- [Exercise inputs]

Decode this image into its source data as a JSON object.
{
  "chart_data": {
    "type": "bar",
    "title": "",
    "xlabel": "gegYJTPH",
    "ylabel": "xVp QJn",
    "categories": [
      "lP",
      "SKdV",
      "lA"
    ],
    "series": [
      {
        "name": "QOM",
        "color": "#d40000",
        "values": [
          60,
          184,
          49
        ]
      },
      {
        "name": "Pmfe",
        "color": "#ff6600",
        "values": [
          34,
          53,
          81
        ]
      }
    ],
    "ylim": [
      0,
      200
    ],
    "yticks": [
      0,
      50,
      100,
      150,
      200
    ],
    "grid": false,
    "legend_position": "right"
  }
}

- [The task] Retype all of the material, keeping each line exact.

- [Completed task]
Decode this image into its source data as a JSON object.
{
  "chart_data": {
    "type": "bar",
    "title": "",
    "xlabel": "gegYJTPH",
    "ylabel": "xVp QJn",
    "categories": [
      "lP",
      "SKdV",
      "lA"
    ],
    "series": [
      {
        "name": "QOM",
        "color": "#d40000",
        "values": [
          60,
          184,
          49
        ]
      },
      {
        "name": "Pmfe",
        "color": "#ff6600",
        "values": [
          34,
          53,
          81
        ]
      }
    ],
    "ylim": [
      0,
      200
    ],
    "yticks": [
      0,
      50,
      100,
      150,
      200
    ],
    "grid": false,
    "legend_position": "right"
  }
}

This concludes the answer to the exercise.